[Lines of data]
--- BEGIN ---
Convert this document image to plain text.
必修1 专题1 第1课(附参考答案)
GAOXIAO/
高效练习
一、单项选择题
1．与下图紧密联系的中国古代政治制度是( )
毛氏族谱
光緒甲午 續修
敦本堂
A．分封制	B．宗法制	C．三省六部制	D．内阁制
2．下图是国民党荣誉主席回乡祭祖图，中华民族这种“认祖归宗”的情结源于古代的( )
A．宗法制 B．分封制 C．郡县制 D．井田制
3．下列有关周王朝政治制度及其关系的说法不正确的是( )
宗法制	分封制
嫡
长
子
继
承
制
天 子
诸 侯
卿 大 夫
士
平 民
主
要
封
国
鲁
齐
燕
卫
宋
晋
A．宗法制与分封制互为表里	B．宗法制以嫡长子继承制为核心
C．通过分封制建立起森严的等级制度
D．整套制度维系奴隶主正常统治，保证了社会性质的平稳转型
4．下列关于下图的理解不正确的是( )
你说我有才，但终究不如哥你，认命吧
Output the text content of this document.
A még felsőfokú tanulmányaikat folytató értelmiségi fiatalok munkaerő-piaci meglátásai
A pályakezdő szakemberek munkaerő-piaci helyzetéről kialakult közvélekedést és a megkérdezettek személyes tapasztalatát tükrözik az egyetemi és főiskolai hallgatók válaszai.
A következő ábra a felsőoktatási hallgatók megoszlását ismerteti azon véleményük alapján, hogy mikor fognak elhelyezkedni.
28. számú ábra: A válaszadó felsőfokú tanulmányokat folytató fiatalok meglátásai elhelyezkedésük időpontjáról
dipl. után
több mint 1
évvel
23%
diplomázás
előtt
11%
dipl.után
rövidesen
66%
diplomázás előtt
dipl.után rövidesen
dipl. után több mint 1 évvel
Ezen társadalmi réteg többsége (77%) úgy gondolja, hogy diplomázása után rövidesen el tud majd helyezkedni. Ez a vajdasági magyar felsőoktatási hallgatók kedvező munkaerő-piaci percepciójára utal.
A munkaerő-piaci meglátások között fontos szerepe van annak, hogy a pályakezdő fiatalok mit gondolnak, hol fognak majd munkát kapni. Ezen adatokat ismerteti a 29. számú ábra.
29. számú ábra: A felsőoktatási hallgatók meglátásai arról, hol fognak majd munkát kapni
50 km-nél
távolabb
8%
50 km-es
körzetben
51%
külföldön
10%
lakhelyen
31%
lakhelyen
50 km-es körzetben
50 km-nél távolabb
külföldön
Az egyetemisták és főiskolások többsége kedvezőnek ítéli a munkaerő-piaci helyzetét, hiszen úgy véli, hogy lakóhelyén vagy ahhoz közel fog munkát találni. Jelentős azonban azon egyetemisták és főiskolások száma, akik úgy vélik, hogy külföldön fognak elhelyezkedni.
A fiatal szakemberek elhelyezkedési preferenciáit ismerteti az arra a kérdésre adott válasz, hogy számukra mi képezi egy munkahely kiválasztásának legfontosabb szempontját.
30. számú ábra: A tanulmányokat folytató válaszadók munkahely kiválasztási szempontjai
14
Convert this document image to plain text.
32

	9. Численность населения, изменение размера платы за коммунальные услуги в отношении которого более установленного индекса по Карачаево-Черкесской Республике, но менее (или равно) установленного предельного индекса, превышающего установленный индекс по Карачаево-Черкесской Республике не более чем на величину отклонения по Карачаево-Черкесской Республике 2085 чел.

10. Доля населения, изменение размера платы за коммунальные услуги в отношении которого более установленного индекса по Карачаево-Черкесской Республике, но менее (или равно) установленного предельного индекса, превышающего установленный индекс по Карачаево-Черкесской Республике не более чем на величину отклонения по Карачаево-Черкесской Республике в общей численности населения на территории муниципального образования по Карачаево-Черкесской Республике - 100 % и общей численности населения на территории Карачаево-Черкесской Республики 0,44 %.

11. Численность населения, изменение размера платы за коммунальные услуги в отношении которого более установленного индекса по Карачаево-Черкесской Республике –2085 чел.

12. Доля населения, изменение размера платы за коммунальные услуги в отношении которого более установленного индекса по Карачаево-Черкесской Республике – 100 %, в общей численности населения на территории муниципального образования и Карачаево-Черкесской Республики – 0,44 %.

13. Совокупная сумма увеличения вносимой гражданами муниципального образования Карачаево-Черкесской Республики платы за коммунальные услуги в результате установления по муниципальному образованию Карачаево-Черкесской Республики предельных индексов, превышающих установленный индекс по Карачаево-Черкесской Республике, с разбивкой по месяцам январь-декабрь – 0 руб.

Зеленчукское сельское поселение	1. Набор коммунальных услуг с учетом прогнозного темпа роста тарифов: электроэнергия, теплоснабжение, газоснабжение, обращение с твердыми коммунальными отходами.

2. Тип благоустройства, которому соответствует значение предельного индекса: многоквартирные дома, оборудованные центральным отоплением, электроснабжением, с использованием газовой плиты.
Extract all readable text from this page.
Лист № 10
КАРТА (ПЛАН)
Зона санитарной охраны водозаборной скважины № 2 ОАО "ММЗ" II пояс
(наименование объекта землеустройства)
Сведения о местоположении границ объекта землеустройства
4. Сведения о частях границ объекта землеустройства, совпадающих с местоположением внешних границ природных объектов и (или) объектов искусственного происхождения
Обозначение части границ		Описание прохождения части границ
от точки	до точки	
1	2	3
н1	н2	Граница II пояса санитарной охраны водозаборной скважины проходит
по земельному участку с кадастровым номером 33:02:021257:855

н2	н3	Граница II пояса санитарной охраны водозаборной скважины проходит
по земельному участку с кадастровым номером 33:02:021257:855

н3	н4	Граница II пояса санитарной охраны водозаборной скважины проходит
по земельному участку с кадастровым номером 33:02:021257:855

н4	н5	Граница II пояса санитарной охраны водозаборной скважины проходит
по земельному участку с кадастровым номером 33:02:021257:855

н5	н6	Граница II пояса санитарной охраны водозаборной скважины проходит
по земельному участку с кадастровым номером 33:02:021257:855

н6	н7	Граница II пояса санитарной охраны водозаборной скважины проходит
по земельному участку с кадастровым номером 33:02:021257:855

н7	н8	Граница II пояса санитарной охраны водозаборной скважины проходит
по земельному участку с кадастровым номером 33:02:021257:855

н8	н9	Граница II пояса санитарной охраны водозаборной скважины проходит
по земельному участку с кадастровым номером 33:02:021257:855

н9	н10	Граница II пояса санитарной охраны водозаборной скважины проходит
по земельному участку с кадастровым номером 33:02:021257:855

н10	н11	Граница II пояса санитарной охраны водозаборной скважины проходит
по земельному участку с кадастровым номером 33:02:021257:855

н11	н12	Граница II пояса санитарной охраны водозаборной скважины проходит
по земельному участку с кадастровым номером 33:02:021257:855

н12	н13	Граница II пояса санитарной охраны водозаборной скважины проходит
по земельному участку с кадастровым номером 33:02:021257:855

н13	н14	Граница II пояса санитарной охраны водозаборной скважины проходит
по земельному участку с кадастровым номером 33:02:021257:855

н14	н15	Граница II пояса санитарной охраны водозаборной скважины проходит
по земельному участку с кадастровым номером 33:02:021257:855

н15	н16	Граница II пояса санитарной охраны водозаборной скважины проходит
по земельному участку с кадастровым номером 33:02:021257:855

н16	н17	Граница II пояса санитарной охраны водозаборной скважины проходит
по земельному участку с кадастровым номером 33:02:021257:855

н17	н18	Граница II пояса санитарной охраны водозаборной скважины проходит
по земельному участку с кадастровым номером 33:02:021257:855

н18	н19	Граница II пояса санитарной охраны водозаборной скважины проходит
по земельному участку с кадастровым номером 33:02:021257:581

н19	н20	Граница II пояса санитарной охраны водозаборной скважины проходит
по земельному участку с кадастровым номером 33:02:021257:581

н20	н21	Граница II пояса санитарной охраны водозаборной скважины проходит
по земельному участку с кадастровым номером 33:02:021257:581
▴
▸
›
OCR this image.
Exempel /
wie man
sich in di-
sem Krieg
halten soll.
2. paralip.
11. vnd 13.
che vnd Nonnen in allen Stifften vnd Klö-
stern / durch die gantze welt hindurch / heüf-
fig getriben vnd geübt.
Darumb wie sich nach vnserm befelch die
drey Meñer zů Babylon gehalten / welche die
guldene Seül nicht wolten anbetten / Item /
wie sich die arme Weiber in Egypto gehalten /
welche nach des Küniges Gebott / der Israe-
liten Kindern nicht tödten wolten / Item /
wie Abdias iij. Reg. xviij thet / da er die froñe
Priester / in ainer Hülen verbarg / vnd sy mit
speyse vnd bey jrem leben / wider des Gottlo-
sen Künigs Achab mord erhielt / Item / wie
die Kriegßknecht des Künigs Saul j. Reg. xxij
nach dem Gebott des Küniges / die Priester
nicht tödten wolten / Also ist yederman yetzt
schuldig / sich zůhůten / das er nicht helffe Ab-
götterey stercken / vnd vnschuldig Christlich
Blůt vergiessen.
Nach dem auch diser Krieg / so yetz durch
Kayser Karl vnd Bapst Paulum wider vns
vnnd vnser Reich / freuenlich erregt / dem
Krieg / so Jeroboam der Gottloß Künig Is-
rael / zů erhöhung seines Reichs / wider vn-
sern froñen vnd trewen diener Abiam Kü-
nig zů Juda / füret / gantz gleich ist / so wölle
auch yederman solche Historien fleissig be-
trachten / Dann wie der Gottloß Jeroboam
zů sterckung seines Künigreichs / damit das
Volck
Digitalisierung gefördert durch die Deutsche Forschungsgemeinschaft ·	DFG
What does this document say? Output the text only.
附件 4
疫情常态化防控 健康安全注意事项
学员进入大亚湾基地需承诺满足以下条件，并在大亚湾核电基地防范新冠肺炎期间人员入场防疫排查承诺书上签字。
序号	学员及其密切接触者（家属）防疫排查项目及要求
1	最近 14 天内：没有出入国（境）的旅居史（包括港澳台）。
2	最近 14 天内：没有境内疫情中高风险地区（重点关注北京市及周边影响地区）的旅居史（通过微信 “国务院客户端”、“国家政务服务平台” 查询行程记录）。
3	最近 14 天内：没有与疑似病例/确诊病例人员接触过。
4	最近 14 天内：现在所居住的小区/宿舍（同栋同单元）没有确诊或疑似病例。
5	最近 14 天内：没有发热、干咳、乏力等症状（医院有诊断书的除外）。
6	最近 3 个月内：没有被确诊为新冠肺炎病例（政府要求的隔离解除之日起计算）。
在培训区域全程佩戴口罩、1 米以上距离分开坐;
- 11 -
--- END ---
- [Task instructions]
Reproduce the listing above exactly from the line containing "What does this" through its last line, with both of those lines included.

- [Solution for this exercise]
What does this document say? Output the text only.
附件 4
疫情常态化防控 健康安全注意事项
学员进入大亚湾基地需承诺满足以下条件，并在大亚湾核电基地防范新冠肺炎期间人员入场防疫排查承诺书上签字。
序号	学员及其密切接触者（家属）防疫排查项目及要求
1	最近 14 天内：没有出入国（境）的旅居史（包括港澳台）。
2	最近 14 天内：没有境内疫情中高风险地区（重点关注北京市及周边影响地区）的旅居史（通过微信 “国务院客户端”、“国家政务服务平台” 查询行程记录）。
3	最近 14 天内：没有与疑似病例/确诊病例人员接触过。
4	最近 14 天内：现在所居住的小区/宿舍（同栋同单元）没有确诊或疑似病例。
5	最近 14 天内：没有发热、干咳、乏力等症状（医院有诊断书的除外）。
6	最近 3 个月内：没有被确诊为新冠肺炎病例（政府要求的隔离解除之日起计算）。
在培训区域全程佩戴口罩、1 米以上距离分开坐;
- 11 -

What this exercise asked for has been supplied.